DATA IN THIS EXERCISE —
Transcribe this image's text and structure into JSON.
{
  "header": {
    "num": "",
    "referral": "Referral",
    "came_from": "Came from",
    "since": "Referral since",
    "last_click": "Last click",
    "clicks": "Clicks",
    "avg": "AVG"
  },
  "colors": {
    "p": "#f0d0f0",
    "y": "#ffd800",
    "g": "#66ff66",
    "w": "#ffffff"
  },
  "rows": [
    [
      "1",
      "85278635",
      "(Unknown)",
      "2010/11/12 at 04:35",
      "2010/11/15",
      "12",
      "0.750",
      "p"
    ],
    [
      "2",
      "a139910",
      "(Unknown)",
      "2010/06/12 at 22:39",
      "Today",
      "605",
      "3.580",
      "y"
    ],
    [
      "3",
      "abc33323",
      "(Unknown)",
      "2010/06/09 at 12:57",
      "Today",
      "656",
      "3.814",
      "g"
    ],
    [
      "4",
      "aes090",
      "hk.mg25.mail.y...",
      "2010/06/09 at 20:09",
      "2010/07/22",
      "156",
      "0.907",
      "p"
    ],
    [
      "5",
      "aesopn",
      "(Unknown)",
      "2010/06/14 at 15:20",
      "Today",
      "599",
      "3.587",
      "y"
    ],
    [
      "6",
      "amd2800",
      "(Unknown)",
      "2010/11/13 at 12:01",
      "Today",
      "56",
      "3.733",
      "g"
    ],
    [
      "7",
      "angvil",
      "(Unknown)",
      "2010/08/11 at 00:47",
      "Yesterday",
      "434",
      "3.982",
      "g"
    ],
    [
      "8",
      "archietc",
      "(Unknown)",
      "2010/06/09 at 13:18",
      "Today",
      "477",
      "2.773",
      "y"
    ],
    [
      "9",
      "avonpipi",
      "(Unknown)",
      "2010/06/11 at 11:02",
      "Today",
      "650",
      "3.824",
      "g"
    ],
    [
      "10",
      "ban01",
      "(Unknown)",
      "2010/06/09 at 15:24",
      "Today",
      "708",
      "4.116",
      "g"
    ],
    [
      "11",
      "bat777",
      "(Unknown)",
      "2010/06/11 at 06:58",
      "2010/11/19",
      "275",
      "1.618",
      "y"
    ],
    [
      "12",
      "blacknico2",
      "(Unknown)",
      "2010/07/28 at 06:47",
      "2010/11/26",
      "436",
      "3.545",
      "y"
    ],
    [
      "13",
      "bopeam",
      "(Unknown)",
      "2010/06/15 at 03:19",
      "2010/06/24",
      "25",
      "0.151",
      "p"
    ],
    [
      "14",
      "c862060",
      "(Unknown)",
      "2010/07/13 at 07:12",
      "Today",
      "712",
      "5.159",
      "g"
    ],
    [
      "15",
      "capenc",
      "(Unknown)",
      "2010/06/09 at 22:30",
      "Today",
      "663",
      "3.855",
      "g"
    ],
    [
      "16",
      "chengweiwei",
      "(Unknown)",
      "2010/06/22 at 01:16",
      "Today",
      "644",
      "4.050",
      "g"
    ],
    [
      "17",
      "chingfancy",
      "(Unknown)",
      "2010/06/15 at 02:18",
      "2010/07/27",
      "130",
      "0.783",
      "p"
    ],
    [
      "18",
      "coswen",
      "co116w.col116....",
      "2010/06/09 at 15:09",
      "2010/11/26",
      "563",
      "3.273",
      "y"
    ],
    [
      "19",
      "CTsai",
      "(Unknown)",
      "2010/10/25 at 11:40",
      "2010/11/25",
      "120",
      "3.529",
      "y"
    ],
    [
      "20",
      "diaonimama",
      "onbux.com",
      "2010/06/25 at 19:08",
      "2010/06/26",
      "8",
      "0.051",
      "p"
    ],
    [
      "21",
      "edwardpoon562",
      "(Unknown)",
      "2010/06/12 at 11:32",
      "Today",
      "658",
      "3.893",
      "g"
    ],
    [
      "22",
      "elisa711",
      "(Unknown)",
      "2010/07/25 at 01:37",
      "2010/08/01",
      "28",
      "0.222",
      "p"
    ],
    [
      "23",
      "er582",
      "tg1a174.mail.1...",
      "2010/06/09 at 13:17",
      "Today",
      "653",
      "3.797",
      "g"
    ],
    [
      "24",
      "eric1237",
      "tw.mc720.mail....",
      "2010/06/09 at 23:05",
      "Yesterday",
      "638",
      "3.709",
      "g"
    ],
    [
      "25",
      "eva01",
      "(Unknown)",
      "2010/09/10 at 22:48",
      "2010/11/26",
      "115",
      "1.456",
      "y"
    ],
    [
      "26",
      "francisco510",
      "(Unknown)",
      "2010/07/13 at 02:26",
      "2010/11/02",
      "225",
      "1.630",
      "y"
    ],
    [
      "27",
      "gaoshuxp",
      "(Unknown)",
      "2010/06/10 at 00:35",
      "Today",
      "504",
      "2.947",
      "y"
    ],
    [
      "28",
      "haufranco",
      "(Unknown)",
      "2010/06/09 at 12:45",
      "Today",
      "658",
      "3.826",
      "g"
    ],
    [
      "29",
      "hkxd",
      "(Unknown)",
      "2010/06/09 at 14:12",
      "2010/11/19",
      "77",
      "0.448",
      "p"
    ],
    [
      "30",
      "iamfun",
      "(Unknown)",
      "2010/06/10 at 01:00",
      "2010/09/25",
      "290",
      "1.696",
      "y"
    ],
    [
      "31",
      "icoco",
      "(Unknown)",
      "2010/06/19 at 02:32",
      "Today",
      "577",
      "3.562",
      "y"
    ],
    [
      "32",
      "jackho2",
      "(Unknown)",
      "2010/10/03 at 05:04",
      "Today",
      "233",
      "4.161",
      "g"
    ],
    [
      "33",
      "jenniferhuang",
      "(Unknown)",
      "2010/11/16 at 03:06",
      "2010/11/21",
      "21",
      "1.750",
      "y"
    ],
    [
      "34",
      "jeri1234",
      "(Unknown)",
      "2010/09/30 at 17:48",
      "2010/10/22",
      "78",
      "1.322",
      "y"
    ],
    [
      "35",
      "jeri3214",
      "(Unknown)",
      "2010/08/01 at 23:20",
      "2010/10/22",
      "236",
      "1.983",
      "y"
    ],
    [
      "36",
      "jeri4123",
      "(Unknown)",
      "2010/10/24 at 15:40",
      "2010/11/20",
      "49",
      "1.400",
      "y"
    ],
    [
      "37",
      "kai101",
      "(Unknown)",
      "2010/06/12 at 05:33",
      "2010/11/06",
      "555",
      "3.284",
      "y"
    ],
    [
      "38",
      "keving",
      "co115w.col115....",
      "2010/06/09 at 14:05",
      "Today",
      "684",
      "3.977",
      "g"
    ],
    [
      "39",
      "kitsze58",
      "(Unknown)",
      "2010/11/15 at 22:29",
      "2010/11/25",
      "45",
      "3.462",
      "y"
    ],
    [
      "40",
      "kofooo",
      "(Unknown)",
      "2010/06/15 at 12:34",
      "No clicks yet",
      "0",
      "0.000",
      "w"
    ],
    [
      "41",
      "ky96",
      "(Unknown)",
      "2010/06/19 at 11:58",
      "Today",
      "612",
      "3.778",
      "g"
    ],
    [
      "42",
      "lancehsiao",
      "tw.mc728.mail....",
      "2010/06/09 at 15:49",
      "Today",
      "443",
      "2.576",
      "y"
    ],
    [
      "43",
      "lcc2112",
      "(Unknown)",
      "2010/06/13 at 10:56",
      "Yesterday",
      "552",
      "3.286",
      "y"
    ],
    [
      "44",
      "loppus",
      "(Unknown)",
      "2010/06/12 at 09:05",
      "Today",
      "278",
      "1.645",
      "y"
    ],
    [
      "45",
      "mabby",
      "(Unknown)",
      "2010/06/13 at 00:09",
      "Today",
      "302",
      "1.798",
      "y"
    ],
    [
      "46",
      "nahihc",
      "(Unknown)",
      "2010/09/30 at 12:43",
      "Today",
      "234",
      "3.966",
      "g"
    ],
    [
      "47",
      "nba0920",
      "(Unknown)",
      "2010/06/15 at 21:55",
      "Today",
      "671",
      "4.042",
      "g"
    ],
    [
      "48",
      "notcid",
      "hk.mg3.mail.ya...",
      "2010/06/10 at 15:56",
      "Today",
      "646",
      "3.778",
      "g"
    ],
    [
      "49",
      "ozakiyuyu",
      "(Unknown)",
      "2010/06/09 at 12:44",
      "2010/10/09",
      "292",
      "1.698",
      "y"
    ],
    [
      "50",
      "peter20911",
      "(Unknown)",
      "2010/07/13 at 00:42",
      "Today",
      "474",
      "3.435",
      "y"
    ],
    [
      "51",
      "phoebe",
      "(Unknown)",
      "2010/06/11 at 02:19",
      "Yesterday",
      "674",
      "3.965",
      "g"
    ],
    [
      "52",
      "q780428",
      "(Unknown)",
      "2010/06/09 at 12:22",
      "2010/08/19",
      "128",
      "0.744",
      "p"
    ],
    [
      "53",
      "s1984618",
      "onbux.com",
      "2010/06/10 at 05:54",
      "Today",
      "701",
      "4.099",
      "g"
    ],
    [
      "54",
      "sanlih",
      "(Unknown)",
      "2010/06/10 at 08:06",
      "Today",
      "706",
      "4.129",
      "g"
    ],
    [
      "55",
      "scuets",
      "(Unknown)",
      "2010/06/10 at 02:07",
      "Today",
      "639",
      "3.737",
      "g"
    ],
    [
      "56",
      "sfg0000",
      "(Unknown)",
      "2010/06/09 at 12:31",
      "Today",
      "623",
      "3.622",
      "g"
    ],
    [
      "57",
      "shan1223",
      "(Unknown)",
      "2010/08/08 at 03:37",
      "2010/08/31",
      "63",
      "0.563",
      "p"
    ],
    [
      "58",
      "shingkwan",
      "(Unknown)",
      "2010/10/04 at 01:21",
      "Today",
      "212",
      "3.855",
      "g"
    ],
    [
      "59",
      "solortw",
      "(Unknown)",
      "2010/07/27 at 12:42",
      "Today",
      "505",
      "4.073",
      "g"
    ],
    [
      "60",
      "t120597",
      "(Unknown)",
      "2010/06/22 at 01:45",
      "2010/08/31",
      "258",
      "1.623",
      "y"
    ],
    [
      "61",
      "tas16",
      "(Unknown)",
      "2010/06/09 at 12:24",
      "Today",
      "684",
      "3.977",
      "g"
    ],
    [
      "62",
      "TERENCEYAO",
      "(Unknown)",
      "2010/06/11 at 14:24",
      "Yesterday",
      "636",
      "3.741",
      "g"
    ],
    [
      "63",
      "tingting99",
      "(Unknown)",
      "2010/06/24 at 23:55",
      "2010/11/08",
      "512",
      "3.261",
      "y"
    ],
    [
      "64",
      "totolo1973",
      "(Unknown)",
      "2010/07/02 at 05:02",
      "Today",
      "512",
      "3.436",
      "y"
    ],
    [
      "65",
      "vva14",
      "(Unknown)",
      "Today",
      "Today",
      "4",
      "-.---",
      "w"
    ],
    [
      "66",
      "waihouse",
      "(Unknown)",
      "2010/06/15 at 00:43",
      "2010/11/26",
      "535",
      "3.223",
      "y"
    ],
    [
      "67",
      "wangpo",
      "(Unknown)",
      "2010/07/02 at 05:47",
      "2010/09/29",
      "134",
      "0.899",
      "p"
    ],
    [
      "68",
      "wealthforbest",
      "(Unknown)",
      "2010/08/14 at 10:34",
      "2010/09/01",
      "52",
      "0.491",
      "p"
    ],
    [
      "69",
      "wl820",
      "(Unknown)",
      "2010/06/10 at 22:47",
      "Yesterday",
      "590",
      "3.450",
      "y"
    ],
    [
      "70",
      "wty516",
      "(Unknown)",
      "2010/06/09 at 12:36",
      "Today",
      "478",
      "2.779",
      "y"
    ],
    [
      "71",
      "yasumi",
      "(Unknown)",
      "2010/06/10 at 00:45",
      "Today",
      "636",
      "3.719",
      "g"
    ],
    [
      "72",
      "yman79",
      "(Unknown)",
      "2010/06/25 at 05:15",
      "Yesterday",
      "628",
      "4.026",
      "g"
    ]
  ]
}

OBJECTIVE —
Review the material and copy each line in which the word "Referral" appears.

RESULT —
    "referral": "Referral",
    "since": "Referral since",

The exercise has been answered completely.